## [MATERIAL FOR THE TASK]
- - -

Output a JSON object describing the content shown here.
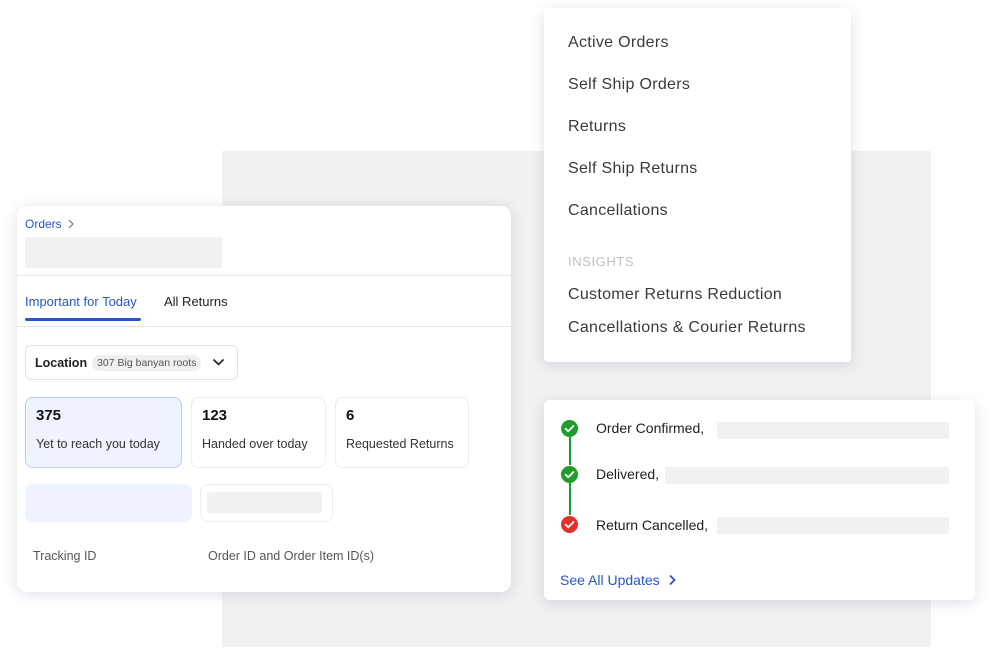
{
  "orders_panel": {
    "breadcrumb": "Orders",
    "tabs": [
      {
        "label": "Important for Today",
        "active": true
      },
      {
        "label": "All Returns",
        "active": false
      }
    ],
    "location": {
      "label": "Location",
      "value": "307 Big banyan roots"
    },
    "stats": [
      {
        "value": "375",
        "label": "Yet to reach you today"
      },
      {
        "value": "123",
        "label": "Handed over today"
      },
      {
        "value": "6",
        "label": "Requested Returns"
      }
    ],
    "columns": [
      "Tracking ID",
      "Order ID and Order Item ID(s)"
    ]
  },
  "menu": {
    "items": [
      "Active Orders",
      "Self Ship Orders",
      "Returns",
      "Self Ship Returns",
      "Cancellations"
    ],
    "section_title": "INSIGHTS",
    "insights": [
      "Customer Returns Reduction",
      "Cancellations & Courier Returns"
    ]
  },
  "updates": {
    "events": [
      {
        "label": "Order Confirmed,",
        "status": "success"
      },
      {
        "label": "Delivered,",
        "status": "success"
      },
      {
        "label": "Return Cancelled,",
        "status": "error"
      }
    ],
    "see_all": "See All Updates"
  },
  "colors": {
    "accent_blue": "#2a55c8",
    "success_green": "#1f9d2a",
    "error_red": "#e2312b",
    "placeholder_gray": "#f1f1f1"
  }
}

- - -

## [WHAT YOU ARE ASKED TO DO]
Copy the material above in full and exactly, skipping pictures.

## [SOLUTION BELOW]
Output a JSON object describing the content shown here.
{
  "orders_panel": {
    "breadcrumb": "Orders",
    "tabs": [
      {
        "label": "Important for Today",
        "active": true
      },
      {
        "label": "All Returns",
        "active": false
      }
    ],
    "location": {
      "label": "Location",
      "value": "307 Big banyan roots"
    },
    "stats": [
      {
        "value": "375",
        "label": "Yet to reach you today"
      },
      {
        "value": "123",
        "label": "Handed over today"
      },
      {
        "value": "6",
        "label": "Requested Returns"
      }
    ],
    "columns": [
      "Tracking ID",
      "Order ID and Order Item ID(s)"
    ]
  },
  "menu": {
    "items": [
      "Active Orders",
      "Self Ship Orders",
      "Returns",
      "Self Ship Returns",
      "Cancellations"
    ],
    "section_title": "INSIGHTS",
    "insights": [
      "Customer Returns Reduction",
      "Cancellations & Courier Returns"
    ]
  },
  "updates": {
    "events": [
      {
        "label": "Order Confirmed,",
        "status": "success"
      },
      {
        "label": "Delivered,",
        "status": "success"
      },
      {
        "label": "Return Cancelled,",
        "status": "error"
      }
    ],
    "see_all": "See All Updates"
  },
  "colors": {
    "accent_blue": "#2a55c8",
    "success_green": "#1f9d2a",
    "error_red": "#e2312b",
    "placeholder_gray": "#f1f1f1"
  }
}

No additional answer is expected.